*Objective:* Answer with one number: how many lines hold "What".

*Data supplied:*
|---|
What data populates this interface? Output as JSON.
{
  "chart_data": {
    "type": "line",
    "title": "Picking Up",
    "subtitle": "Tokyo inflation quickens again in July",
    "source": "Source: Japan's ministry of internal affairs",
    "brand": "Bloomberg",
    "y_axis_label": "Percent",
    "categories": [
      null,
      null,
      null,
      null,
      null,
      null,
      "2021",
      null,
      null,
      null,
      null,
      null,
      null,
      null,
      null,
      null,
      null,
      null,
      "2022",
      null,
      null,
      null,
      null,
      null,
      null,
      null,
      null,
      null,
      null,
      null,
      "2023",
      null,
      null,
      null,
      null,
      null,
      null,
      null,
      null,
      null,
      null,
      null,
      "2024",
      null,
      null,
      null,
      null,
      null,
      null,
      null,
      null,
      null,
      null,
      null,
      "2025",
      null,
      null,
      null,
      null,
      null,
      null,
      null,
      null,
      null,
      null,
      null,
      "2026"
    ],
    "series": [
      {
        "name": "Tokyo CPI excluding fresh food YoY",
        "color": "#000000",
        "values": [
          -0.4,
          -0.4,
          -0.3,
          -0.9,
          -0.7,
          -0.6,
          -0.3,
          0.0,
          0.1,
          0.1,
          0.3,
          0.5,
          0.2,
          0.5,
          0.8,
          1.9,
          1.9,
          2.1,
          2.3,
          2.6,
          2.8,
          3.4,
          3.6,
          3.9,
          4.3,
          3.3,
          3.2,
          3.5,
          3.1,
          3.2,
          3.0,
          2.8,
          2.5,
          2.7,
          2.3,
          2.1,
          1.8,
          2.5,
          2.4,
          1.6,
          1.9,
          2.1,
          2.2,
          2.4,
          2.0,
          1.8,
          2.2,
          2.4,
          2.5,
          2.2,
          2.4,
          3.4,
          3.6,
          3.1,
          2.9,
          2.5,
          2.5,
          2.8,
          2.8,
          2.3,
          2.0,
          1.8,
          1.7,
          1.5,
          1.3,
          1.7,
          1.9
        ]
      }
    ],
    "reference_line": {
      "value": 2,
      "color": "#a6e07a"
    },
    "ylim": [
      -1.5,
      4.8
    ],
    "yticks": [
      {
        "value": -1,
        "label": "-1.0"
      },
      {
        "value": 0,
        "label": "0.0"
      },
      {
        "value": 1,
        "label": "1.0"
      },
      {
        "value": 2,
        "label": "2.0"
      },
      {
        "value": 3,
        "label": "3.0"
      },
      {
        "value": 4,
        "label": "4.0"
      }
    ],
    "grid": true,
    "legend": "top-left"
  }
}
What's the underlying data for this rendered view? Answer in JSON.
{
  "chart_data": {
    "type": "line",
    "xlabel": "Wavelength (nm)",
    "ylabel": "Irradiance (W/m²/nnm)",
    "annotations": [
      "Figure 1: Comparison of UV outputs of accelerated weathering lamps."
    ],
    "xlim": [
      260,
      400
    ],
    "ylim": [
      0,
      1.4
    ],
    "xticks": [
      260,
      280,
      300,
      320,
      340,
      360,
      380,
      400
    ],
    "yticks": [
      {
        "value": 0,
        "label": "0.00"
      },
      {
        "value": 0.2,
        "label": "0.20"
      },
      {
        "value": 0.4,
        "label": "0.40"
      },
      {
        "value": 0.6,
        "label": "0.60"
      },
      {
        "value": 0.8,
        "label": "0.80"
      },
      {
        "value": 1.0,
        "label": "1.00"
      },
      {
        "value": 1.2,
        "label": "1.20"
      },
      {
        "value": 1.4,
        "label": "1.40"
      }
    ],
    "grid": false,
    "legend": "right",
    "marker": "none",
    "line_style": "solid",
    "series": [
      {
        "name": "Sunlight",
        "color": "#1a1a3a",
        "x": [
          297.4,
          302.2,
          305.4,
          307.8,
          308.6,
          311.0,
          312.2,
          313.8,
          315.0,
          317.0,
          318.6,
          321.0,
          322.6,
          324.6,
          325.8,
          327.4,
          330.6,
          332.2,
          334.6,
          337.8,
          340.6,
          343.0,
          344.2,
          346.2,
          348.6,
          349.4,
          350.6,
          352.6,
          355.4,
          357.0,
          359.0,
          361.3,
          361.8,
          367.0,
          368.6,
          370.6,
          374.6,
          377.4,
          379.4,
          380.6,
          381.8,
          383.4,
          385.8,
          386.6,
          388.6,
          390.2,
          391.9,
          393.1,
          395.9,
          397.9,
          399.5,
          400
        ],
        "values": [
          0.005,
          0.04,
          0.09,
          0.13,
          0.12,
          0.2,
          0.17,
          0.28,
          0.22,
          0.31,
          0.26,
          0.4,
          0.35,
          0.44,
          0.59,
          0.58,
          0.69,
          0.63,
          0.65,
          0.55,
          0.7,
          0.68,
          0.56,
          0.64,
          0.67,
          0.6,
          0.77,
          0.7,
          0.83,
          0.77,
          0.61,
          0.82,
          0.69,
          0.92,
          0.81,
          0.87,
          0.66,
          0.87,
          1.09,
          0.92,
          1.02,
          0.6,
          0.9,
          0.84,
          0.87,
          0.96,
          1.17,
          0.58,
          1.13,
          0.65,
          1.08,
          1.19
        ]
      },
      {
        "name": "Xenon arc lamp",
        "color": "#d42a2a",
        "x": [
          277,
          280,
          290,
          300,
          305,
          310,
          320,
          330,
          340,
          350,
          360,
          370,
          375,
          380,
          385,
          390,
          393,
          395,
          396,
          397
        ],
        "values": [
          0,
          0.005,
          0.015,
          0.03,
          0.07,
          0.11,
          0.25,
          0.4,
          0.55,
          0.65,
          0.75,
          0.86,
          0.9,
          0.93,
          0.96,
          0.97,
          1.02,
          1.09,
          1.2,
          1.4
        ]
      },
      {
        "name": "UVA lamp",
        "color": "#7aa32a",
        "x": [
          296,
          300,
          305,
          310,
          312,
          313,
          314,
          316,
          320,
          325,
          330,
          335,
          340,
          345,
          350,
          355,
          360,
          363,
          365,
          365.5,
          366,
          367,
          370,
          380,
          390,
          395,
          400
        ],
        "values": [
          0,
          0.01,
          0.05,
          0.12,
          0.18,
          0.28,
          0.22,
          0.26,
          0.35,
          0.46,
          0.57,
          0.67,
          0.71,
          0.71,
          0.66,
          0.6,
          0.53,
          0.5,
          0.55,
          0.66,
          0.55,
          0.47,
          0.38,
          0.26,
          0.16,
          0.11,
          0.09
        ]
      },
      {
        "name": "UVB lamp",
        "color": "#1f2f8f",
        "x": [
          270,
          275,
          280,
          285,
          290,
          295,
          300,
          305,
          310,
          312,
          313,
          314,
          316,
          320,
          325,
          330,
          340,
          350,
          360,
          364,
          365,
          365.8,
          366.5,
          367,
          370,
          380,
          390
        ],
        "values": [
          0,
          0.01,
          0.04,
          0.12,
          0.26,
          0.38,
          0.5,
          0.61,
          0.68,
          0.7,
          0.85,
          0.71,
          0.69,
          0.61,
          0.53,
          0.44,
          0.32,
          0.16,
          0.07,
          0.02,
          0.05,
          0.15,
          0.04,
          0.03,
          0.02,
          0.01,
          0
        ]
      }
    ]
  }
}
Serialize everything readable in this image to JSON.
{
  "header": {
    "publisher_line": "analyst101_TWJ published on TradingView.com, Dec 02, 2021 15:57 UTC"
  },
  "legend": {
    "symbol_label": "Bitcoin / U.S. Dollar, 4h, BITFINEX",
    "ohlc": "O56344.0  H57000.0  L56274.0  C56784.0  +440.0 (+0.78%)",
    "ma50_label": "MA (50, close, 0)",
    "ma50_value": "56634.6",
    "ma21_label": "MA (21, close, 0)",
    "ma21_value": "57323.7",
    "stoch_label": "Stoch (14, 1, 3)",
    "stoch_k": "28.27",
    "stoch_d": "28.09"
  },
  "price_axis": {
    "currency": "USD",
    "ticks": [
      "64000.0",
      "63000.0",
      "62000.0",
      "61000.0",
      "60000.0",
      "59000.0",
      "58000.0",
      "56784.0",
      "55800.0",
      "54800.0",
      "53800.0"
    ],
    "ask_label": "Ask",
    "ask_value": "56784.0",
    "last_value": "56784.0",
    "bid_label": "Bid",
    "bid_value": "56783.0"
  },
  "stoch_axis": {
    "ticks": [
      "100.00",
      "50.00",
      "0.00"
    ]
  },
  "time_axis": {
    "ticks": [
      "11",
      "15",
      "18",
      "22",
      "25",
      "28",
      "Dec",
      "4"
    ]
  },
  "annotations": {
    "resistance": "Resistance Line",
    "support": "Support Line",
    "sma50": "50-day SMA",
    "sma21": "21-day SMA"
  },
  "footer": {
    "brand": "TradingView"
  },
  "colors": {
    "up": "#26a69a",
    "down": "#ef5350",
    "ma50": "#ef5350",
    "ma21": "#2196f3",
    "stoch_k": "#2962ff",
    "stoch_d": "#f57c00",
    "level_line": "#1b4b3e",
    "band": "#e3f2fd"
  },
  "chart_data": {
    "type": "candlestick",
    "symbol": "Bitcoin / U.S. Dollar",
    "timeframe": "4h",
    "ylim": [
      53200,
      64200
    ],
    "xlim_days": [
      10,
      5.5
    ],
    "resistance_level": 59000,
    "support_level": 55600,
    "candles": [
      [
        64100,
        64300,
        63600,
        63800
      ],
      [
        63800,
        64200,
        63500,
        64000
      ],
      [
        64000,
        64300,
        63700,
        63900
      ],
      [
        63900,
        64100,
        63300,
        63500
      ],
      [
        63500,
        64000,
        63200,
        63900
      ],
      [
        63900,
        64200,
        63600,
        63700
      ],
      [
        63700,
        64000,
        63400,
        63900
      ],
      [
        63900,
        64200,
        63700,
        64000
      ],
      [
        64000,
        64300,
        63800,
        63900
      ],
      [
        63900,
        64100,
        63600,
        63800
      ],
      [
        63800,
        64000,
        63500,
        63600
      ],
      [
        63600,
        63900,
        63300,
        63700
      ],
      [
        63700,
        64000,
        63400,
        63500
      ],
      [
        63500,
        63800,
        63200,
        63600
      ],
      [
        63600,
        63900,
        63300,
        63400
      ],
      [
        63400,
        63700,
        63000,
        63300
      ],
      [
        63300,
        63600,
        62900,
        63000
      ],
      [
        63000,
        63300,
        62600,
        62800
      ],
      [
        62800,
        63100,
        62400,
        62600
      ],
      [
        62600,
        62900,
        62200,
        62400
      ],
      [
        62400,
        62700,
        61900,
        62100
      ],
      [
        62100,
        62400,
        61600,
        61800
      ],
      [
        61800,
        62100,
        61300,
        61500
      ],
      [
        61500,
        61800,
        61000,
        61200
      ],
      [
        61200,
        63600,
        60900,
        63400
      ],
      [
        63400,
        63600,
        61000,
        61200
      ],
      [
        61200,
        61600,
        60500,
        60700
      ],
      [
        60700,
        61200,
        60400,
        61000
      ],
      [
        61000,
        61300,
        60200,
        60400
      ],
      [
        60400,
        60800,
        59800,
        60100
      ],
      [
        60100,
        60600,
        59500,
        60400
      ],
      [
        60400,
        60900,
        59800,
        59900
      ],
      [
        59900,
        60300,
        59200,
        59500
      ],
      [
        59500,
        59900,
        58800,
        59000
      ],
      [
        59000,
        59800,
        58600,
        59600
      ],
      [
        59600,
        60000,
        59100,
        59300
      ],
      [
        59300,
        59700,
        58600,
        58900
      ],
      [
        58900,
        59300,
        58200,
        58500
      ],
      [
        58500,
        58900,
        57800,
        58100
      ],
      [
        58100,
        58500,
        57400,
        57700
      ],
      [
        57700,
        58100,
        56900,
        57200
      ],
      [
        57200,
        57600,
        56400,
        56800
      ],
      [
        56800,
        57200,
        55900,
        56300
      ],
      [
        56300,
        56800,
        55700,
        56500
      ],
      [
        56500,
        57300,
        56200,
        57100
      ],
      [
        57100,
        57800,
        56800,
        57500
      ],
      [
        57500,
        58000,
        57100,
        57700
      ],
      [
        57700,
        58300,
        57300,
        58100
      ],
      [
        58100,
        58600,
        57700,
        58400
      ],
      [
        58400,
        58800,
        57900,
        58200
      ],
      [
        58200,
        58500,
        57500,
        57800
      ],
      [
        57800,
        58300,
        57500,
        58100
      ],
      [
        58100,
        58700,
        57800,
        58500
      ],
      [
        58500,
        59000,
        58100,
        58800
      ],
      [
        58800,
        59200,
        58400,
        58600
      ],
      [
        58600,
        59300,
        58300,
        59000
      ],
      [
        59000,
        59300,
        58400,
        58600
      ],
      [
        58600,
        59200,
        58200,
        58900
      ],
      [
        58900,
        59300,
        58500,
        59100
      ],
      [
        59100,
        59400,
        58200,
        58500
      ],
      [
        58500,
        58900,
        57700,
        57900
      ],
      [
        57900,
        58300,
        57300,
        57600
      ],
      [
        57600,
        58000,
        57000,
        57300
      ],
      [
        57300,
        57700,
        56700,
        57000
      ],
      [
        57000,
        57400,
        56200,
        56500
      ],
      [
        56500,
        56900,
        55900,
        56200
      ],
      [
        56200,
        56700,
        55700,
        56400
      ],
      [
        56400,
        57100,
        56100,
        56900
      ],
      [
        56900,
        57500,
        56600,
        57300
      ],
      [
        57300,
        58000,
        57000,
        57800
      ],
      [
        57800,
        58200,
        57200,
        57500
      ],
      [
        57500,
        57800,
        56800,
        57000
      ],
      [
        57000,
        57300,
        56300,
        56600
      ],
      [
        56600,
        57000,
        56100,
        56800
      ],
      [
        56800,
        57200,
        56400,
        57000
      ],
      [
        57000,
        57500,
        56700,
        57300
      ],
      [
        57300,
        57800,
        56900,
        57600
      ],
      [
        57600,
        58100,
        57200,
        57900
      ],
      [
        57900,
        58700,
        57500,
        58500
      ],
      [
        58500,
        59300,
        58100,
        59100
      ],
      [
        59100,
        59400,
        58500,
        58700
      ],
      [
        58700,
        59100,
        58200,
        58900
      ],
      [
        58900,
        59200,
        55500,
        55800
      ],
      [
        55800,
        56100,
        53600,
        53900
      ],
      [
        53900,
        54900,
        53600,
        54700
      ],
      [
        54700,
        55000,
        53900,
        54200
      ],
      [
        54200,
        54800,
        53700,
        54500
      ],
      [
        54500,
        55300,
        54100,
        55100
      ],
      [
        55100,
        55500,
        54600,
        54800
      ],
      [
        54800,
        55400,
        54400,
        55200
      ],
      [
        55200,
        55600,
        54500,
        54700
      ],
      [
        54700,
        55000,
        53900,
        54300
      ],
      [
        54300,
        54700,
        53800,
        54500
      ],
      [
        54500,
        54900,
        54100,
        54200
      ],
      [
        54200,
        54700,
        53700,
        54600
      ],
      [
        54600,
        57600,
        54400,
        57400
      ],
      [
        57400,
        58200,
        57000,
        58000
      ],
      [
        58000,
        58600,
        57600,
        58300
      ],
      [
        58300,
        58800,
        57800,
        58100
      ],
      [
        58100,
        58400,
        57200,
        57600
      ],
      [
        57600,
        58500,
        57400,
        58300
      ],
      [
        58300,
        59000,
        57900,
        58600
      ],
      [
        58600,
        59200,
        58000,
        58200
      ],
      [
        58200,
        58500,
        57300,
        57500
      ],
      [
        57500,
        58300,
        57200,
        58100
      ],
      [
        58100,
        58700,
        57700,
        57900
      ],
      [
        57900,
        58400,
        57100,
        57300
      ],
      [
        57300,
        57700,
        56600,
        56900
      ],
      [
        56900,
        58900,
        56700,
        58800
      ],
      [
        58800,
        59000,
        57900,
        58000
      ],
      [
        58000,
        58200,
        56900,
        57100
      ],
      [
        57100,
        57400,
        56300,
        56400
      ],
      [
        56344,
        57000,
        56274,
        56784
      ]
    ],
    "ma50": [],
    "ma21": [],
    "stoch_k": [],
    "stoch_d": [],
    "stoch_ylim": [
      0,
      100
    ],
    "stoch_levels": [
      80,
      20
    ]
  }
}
|---|
*The result:* 2